STATED GOAL ▸ Please give the listing again, word for word, with nothing left out.
-------- SUPPLIED ENTRIES --------
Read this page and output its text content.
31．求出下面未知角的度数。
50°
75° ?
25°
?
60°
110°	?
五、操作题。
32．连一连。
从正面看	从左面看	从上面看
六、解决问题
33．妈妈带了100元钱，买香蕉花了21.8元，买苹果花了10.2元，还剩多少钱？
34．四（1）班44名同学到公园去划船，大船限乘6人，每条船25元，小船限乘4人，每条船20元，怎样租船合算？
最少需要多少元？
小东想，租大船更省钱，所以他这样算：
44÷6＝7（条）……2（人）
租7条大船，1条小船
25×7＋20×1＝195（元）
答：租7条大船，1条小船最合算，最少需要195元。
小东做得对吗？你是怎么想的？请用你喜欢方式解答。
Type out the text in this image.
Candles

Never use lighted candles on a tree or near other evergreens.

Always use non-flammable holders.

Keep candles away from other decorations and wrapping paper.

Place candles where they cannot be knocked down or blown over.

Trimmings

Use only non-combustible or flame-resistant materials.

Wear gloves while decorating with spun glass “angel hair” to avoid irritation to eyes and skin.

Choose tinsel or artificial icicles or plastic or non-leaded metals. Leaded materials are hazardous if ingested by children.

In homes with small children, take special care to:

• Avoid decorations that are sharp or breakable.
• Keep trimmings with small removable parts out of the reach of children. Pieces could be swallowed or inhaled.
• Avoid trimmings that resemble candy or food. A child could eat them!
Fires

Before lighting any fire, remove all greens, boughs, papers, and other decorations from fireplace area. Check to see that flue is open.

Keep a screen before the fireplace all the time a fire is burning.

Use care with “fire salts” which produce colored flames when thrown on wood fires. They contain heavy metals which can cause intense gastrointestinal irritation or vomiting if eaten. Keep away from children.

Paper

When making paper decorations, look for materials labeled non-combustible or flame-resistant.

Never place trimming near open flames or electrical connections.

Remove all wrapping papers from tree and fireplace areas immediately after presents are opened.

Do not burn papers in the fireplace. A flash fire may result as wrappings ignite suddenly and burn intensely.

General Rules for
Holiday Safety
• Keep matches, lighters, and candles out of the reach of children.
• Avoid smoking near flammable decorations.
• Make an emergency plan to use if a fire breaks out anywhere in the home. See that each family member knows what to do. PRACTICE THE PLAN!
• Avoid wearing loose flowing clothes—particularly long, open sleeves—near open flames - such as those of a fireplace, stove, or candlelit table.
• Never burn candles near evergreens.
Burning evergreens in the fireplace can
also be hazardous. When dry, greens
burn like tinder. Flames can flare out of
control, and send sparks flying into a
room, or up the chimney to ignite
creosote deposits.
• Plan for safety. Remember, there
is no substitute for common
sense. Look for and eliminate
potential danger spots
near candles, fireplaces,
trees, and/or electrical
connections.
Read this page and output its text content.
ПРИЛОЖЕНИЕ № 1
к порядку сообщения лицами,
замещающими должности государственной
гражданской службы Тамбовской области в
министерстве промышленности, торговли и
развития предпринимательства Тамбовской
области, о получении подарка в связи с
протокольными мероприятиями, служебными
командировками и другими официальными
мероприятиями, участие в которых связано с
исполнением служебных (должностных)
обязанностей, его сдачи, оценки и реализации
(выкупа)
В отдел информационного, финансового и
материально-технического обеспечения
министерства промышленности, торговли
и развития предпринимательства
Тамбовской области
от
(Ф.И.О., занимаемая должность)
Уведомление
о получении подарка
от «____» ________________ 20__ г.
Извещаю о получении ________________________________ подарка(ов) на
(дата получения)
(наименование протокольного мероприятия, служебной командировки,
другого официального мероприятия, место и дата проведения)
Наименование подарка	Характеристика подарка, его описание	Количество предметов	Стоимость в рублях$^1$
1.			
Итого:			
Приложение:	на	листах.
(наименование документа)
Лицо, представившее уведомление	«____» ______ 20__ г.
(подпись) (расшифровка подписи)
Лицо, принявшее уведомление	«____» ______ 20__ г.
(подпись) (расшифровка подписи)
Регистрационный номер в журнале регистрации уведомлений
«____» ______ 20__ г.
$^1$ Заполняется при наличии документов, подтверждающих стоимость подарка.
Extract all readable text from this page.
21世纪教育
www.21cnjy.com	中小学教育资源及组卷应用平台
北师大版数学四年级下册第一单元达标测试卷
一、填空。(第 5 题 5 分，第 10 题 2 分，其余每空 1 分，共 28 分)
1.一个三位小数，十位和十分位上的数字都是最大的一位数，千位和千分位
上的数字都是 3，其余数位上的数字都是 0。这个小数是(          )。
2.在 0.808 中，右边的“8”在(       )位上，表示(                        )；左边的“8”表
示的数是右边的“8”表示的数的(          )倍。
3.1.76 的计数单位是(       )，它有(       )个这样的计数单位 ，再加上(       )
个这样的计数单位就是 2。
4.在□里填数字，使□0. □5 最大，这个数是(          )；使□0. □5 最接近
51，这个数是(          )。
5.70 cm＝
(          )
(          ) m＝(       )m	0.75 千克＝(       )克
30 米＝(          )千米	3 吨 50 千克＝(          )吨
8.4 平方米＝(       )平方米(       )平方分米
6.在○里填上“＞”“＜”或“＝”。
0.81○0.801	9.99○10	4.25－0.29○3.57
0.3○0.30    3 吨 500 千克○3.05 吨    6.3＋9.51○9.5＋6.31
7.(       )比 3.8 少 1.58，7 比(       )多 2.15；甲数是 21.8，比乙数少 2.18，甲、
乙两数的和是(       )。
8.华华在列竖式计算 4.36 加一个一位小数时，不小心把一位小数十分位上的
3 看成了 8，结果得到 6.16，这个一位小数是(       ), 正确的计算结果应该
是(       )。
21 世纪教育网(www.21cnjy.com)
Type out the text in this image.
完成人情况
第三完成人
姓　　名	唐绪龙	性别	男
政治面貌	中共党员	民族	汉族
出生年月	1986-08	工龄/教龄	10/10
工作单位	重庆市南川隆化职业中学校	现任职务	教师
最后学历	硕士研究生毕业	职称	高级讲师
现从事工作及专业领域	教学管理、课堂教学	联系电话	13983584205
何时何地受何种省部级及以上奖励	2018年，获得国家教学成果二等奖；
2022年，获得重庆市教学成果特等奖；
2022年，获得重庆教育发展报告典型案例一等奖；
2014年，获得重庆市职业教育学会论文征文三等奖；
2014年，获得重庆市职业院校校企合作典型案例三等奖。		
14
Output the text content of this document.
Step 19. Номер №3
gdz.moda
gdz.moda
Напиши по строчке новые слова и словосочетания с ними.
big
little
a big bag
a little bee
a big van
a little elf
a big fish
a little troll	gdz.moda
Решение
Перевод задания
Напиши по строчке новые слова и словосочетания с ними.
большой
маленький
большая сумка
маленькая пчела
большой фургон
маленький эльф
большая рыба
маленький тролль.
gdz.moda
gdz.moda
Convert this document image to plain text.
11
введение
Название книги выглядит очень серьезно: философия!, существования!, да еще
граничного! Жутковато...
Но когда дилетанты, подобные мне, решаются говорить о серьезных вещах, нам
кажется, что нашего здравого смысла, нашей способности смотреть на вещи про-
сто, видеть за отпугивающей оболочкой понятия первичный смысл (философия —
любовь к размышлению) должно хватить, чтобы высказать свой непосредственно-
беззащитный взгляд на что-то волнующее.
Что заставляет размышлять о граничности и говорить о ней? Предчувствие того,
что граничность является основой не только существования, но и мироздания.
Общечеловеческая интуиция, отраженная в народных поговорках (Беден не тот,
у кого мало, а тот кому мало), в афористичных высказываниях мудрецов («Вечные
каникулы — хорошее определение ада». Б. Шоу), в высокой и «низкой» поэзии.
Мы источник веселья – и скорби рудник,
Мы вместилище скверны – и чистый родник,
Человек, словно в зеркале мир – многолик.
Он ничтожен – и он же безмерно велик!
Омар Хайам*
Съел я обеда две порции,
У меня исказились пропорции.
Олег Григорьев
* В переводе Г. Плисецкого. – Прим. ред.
--------
FINISHED EXERCISE ▸
Read this page and output its text content.
31．求出下面未知角的度数。
50°
75° ?
25°
?
60°
110°	?
五、操作题。
32．连一连。
从正面看	从左面看	从上面看
六、解决问题
33．妈妈带了100元钱，买香蕉花了21.8元，买苹果花了10.2元，还剩多少钱？
34．四（1）班44名同学到公园去划船，大船限乘6人，每条船25元，小船限乘4人，每条船20元，怎样租船合算？
最少需要多少元？
小东想，租大船更省钱，所以他这样算：
44÷6＝7（条）……2（人）
租7条大船，1条小船
25×7＋20×1＝195（元）
答：租7条大船，1条小船最合算，最少需要195元。
小东做得对吗？你是怎么想的？请用你喜欢方式解答。
Type out the text in this image.
Candles

Never use lighted candles on a tree or near other evergreens.

Always use non-flammable holders.

Keep candles away from other decorations and wrapping paper.

Place candles where they cannot be knocked down or blown over.

Trimmings

Use only non-combustible or flame-resistant materials.

Wear gloves while decorating with spun glass “angel hair” to avoid irritation to eyes and skin.

Choose tinsel or artificial icicles or plastic or non-leaded metals. Leaded materials are hazardous if ingested by children.

In homes with small children, take special care to:

• Avoid decorations that are sharp or breakable.
• Keep trimmings with small removable parts out of the reach of children. Pieces could be swallowed or inhaled.
• Avoid trimmings that resemble candy or food. A child could eat them!
Fires

Before lighting any fire, remove all greens, boughs, papers, and other decorations from fireplace area. Check to see that flue is open.

Keep a screen before the fireplace all the time a fire is burning.

Use care with “fire salts” which produce colored flames when thrown on wood fires. They contain heavy metals which can cause intense gastrointestinal irritation or vomiting if eaten. Keep away from children.

Paper

When making paper decorations, look for materials labeled non-combustible or flame-resistant.

Never place trimming near open flames or electrical connections.

Remove all wrapping papers from tree and fireplace areas immediately after presents are opened.

Do not burn papers in the fireplace. A flash fire may result as wrappings ignite suddenly and burn intensely.

General Rules for
Holiday Safety
• Keep matches, lighters, and candles out of the reach of children.
• Avoid smoking near flammable decorations.
• Make an emergency plan to use if a fire breaks out anywhere in the home. See that each family member knows what to do. PRACTICE THE PLAN!
• Avoid wearing loose flowing clothes—particularly long, open sleeves—near open flames - such as those of a fireplace, stove, or candlelit table.
• Never burn candles near evergreens.
Burning evergreens in the fireplace can
also be hazardous. When dry, greens
burn like tinder. Flames can flare out of
control, and send sparks flying into a
room, or up the chimney to ignite
creosote deposits.
• Plan for safety. Remember, there
is no substitute for common
sense. Look for and eliminate
potential danger spots
near candles, fireplaces,
trees, and/or electrical
connections.
Read this page and output its text content.
ПРИЛОЖЕНИЕ № 1
к порядку сообщения лицами,
замещающими должности государственной
гражданской службы Тамбовской области в
министерстве промышленности, торговли и
развития предпринимательства Тамбовской
области, о получении подарка в связи с
протокольными мероприятиями, служебными
командировками и другими официальными
мероприятиями, участие в которых связано с
исполнением служебных (должностных)
обязанностей, его сдачи, оценки и реализации
(выкупа)
В отдел информационного, финансового и
материально-технического обеспечения
министерства промышленности, торговли
и развития предпринимательства
Тамбовской области
от
(Ф.И.О., занимаемая должность)
Уведомление
о получении подарка
от «____» ________________ 20__ г.
Извещаю о получении ________________________________ подарка(ов) на
(дата получения)
(наименование протокольного мероприятия, служебной командировки,
другого официального мероприятия, место и дата проведения)
Наименование подарка	Характеристика подарка, его описание	Количество предметов	Стоимость в рублях$^1$
1.			
Итого:			
Приложение:	на	листах.
(наименование документа)
Лицо, представившее уведомление	«____» ______ 20__ г.
(подпись) (расшифровка подписи)
Лицо, принявшее уведомление	«____» ______ 20__ г.
(подпись) (расшифровка подписи)
Регистрационный номер в журнале регистрации уведомлений
«____» ______ 20__ г.
$^1$ Заполняется при наличии документов, подтверждающих стоимость подарка.
Extract all readable text from this page.
21世纪教育
www.21cnjy.com	中小学教育资源及组卷应用平台
北师大版数学四年级下册第一单元达标测试卷
一、填空。(第 5 题 5 分，第 10 题 2 分，其余每空 1 分，共 28 分)
1.一个三位小数，十位和十分位上的数字都是最大的一位数，千位和千分位
上的数字都是 3，其余数位上的数字都是 0。这个小数是(          )。
2.在 0.808 中，右边的“8”在(       )位上，表示(                        )；左边的“8”表
示的数是右边的“8”表示的数的(          )倍。
3.1.76 的计数单位是(       )，它有(       )个这样的计数单位 ，再加上(       )
个这样的计数单位就是 2。
4.在□里填数字，使□0. □5 最大，这个数是(          )；使□0. □5 最接近
51，这个数是(          )。
5.70 cm＝
(          )
(          ) m＝(       )m	0.75 千克＝(       )克
30 米＝(          )千米	3 吨 50 千克＝(          )吨
8.4 平方米＝(       )平方米(       )平方分米
6.在○里填上“＞”“＜”或“＝”。
0.81○0.801	9.99○10	4.25－0.29○3.57
0.3○0.30    3 吨 500 千克○3.05 吨    6.3＋9.51○9.5＋6.31
7.(       )比 3.8 少 1.58，7 比(       )多 2.15；甲数是 21.8，比乙数少 2.18，甲、
乙两数的和是(       )。
8.华华在列竖式计算 4.36 加一个一位小数时，不小心把一位小数十分位上的
3 看成了 8，结果得到 6.16，这个一位小数是(       ), 正确的计算结果应该
是(       )。
21 世纪教育网(www.21cnjy.com)
Type out the text in this image.
完成人情况
第三完成人
姓　　名	唐绪龙	性别	男
政治面貌	中共党员	民族	汉族
出生年月	1986-08	工龄/教龄	10/10
工作单位	重庆市南川隆化职业中学校	现任职务	教师
最后学历	硕士研究生毕业	职称	高级讲师
现从事工作及专业领域	教学管理、课堂教学	联系电话	13983584205
何时何地受何种省部级及以上奖励	2018年，获得国家教学成果二等奖；
2022年，获得重庆市教学成果特等奖；
2022年，获得重庆教育发展报告典型案例一等奖；
2014年，获得重庆市职业教育学会论文征文三等奖；
2014年，获得重庆市职业院校校企合作典型案例三等奖。		
14
Output the text content of this document.
Step 19. Номер №3
gdz.moda
gdz.moda
Напиши по строчке новые слова и словосочетания с ними.
big
little
a big bag
a little bee
a big van
a little elf
a big fish
a little troll	gdz.moda
Решение
Перевод задания
Напиши по строчке новые слова и словосочетания с ними.
большой
маленький
большая сумка
маленькая пчела
большой фургон
маленький эльф
большая рыба
маленький тролль.
gdz.moda
gdz.moda
Convert this document image to plain text.
11
введение
Название книги выглядит очень серьезно: философия!, существования!, да еще
граничного! Жутковато...
Но когда дилетанты, подобные мне, решаются говорить о серьезных вещах, нам
кажется, что нашего здравого смысла, нашей способности смотреть на вещи про-
сто, видеть за отпугивающей оболочкой понятия первичный смысл (философия —
любовь к размышлению) должно хватить, чтобы высказать свой непосредственно-
беззащитный взгляд на что-то волнующее.
Что заставляет размышлять о граничности и говорить о ней? Предчувствие того,
что граничность является основой не только существования, но и мироздания.
Общечеловеческая интуиция, отраженная в народных поговорках (Беден не тот,
у кого мало, а тот кому мало), в афористичных высказываниях мудрецов («Вечные
каникулы — хорошее определение ада». Б. Шоу), в высокой и «низкой» поэзии.
Мы источник веселья – и скорби рудник,
Мы вместилище скверны – и чистый родник,
Человек, словно в зеркале мир – многолик.
Он ничтожен – и он же безмерно велик!
Омар Хайам*
Съел я обеда две порции,
У меня исказились пропорции.
Олег Григорьев
* В переводе Г. Плисецкого. – Прим. ред.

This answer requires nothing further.